-- THE REQUEST --
For each line in the data below that holds "Fuels", return a copy.
— START MATERIAL FOR THIS EXERCISE —
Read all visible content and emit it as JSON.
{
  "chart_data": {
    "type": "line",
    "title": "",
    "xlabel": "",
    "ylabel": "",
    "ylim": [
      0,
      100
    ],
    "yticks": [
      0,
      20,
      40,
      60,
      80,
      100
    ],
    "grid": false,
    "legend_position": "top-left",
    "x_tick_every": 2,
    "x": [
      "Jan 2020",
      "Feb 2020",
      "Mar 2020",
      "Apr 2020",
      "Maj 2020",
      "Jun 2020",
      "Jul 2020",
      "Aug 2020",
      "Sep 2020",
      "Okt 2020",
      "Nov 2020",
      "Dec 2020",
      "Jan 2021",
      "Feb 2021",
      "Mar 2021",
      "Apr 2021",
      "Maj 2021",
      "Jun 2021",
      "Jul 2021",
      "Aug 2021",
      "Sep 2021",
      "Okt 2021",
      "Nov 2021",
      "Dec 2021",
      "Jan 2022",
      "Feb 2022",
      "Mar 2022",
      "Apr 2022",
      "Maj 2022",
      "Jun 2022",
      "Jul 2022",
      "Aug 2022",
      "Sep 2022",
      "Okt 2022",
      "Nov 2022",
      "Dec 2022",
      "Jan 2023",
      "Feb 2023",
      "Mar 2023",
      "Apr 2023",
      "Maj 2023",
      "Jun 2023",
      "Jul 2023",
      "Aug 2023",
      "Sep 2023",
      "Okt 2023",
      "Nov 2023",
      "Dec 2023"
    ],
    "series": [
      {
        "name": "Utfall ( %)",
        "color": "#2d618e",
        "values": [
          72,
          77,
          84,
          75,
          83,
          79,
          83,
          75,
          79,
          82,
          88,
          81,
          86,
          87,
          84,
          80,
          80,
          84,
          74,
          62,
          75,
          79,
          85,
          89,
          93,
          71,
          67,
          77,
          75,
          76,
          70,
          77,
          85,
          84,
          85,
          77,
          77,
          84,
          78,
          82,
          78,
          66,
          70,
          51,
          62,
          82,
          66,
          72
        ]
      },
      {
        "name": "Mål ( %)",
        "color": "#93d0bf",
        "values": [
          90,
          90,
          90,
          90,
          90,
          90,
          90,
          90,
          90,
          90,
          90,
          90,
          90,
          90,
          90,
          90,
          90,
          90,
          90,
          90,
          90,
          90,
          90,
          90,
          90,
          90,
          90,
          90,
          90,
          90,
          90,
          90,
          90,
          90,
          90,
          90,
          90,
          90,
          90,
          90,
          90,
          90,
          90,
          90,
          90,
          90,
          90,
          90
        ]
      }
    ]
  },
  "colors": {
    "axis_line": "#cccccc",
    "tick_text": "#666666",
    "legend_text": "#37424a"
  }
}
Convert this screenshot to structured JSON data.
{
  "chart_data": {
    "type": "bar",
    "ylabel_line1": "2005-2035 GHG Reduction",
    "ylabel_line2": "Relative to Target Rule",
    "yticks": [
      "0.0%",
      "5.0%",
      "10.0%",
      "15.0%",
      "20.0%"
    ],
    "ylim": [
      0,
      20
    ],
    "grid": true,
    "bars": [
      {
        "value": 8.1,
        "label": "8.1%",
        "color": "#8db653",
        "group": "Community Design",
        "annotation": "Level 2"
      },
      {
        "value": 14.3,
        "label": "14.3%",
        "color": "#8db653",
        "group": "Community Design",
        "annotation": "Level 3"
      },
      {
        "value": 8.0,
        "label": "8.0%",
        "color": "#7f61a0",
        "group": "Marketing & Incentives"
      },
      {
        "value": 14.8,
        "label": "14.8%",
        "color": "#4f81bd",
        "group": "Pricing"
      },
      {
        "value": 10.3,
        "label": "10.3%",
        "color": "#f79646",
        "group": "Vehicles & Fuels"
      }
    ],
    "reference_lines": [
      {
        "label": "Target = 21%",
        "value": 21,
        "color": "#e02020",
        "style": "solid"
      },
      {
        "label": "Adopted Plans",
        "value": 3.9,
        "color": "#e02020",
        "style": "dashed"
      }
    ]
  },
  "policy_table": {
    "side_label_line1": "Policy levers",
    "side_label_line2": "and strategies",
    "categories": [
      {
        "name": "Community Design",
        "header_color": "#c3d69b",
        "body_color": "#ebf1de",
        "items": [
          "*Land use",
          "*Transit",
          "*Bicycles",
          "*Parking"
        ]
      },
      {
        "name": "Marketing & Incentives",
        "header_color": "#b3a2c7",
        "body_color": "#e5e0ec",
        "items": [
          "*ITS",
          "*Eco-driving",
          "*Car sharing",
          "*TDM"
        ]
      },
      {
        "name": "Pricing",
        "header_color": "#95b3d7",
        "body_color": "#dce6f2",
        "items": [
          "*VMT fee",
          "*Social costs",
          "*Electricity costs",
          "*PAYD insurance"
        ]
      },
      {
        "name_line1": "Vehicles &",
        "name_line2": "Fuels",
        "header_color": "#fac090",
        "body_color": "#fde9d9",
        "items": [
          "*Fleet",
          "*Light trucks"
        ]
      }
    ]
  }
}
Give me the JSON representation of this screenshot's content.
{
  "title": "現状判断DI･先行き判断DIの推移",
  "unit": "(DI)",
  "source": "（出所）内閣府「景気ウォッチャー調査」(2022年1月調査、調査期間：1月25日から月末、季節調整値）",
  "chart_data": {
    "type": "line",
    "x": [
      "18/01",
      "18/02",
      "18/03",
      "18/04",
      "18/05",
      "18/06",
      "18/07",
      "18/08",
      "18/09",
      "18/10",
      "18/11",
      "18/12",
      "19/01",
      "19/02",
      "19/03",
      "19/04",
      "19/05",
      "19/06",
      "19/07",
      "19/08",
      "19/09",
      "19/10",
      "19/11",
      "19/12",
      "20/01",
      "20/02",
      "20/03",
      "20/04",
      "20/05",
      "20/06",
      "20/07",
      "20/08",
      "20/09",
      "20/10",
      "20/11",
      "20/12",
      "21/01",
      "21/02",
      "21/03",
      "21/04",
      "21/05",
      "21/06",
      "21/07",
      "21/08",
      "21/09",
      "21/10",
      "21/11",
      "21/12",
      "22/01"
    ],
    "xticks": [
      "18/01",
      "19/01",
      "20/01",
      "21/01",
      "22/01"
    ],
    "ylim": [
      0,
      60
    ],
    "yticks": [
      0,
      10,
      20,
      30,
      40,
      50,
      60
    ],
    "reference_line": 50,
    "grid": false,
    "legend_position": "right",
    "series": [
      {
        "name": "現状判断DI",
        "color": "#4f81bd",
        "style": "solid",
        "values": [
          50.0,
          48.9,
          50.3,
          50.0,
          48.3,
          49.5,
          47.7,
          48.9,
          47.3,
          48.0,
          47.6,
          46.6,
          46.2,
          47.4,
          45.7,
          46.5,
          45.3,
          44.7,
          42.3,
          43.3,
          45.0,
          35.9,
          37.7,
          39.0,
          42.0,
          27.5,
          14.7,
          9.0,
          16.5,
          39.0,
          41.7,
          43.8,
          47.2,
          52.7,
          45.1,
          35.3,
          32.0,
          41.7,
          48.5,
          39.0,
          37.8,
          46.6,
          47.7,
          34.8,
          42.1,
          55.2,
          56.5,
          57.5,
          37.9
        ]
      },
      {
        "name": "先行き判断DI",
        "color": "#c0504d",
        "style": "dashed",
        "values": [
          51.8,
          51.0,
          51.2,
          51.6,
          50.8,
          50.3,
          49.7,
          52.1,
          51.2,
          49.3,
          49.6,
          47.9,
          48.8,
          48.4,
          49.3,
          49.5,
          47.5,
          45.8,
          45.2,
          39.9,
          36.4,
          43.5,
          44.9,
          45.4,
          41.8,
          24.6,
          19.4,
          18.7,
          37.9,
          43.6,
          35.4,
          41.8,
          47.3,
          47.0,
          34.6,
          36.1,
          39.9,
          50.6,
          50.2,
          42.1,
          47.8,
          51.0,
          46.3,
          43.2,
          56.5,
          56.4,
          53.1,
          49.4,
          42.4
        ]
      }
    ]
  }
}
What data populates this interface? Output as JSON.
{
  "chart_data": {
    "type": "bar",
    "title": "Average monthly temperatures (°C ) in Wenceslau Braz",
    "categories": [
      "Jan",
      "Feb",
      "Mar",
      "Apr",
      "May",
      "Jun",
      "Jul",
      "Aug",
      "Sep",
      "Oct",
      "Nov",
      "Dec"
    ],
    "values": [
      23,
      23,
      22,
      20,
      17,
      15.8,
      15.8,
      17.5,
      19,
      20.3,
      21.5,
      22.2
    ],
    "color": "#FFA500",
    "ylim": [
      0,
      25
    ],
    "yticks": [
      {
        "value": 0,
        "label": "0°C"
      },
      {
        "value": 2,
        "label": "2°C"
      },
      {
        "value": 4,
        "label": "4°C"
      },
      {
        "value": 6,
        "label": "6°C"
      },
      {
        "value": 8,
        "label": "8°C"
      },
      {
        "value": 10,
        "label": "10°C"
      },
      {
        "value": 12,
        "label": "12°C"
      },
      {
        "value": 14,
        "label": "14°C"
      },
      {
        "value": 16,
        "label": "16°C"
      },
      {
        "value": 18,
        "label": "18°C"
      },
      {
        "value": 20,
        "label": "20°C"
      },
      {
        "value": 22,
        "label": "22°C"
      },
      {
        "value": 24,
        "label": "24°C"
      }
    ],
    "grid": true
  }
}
— END MATERIAL FOR THIS EXERCISE —
-- OUTPUT FOR THIS EXERCISE --
        "group": "Vehicles & Fuels"
        "name_line2": "Fuels",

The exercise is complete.